From the records below, pull each line that has "ylabel".

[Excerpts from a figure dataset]
++++++
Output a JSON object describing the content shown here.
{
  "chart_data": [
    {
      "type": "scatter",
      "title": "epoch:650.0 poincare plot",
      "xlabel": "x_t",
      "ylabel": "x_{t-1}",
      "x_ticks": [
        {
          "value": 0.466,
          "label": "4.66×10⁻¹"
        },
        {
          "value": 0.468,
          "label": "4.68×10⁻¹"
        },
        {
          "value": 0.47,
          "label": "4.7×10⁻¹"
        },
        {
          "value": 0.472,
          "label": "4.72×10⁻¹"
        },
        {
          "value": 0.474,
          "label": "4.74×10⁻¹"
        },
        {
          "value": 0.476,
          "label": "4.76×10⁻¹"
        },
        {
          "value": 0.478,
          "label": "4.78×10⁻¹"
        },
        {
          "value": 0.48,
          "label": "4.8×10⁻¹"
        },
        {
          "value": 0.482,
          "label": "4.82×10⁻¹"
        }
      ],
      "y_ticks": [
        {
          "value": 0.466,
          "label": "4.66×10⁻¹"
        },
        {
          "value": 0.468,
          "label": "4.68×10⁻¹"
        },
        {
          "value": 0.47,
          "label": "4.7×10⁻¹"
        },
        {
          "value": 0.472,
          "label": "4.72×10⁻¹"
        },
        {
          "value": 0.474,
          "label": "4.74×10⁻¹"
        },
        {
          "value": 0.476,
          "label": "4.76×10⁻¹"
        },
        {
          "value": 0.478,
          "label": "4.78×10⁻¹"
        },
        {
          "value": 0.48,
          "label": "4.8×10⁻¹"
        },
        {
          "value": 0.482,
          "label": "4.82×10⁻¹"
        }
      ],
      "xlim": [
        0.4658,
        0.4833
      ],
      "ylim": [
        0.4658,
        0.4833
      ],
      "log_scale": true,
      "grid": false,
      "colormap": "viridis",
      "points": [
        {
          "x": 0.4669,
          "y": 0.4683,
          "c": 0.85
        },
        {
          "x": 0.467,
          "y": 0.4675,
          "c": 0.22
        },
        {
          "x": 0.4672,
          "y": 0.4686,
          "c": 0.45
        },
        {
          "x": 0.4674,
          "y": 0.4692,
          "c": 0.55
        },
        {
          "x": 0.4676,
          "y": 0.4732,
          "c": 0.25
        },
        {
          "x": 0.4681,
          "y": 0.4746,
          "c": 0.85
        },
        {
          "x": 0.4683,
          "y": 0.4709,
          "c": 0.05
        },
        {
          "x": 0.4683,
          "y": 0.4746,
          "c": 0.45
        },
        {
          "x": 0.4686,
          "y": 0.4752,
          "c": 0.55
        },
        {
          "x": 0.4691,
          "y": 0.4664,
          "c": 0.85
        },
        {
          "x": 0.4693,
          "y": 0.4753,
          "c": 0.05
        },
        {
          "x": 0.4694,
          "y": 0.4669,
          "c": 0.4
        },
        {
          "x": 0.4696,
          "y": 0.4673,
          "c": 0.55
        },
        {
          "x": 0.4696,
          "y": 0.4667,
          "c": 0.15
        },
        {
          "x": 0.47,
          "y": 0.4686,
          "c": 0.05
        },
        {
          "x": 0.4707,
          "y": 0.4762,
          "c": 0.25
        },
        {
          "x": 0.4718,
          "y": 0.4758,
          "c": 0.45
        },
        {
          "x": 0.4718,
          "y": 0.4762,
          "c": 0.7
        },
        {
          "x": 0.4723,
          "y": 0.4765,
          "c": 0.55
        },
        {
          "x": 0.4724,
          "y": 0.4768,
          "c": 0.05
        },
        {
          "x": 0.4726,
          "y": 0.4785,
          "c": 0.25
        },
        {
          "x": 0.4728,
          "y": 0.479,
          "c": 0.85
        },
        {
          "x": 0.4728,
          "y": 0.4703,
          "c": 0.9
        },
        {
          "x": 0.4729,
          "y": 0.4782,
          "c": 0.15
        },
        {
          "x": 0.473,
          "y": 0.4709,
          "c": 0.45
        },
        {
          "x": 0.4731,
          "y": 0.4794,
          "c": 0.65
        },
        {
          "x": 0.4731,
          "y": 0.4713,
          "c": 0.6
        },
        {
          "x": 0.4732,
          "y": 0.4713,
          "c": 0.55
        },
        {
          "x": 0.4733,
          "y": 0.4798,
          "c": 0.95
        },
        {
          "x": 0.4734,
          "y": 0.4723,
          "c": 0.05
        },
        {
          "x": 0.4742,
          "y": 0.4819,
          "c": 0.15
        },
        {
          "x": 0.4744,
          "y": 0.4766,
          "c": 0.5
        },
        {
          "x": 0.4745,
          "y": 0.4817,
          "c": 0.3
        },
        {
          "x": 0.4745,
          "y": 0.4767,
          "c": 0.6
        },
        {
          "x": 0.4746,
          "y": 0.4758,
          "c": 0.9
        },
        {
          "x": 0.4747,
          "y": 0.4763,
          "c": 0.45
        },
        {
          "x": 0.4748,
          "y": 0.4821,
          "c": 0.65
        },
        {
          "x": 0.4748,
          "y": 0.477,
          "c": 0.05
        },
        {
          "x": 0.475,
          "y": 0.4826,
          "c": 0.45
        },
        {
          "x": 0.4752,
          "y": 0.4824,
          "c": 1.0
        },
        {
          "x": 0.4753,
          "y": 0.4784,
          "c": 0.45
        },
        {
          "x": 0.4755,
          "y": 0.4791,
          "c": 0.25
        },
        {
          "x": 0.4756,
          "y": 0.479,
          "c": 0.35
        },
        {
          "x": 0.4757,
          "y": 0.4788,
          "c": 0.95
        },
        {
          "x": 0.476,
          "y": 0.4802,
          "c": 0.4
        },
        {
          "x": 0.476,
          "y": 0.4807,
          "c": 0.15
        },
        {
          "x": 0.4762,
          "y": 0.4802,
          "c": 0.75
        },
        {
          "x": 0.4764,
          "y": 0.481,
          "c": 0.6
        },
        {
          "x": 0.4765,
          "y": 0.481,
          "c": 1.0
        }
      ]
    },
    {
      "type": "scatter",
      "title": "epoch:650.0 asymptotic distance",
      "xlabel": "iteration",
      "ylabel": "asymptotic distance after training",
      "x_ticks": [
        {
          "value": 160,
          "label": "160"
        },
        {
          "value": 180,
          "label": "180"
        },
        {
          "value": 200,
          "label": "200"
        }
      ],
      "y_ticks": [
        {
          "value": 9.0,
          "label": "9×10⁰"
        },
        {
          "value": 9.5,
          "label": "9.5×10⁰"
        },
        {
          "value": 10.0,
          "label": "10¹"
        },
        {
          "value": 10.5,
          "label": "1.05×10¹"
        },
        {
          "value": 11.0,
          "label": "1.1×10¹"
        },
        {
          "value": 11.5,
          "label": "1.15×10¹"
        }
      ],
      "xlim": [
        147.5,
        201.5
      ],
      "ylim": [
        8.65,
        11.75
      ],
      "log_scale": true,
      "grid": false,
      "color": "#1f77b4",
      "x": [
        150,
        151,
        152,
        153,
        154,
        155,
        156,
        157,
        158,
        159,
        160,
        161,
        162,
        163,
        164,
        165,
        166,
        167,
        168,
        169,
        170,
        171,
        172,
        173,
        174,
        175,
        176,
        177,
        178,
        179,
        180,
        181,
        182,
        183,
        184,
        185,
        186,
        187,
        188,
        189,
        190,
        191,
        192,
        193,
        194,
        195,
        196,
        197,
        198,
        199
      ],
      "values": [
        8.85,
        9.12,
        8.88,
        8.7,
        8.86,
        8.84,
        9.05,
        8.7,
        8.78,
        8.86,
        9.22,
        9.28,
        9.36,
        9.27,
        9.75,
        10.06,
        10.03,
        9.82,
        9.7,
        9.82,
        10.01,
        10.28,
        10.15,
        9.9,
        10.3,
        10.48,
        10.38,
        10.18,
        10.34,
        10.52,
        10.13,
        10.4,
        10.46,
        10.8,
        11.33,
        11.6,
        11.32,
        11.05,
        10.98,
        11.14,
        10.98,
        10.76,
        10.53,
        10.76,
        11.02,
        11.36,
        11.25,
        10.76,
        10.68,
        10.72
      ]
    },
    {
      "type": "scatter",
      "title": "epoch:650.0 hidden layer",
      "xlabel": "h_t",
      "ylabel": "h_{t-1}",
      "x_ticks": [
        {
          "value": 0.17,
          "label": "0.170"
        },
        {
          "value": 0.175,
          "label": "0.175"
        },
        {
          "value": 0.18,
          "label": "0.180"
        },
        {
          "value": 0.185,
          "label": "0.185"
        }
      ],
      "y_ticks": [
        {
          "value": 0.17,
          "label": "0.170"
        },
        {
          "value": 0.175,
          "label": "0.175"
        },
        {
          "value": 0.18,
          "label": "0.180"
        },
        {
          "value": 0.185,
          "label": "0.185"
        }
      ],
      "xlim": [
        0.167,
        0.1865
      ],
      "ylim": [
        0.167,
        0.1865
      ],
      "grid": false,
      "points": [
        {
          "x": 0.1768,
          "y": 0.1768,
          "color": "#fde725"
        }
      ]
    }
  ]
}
++++++
Answer below =
      "ylabel": "x_{t-1}",
      "ylabel": "asymptotic distance after training",
      "ylabel": "h_{t-1}",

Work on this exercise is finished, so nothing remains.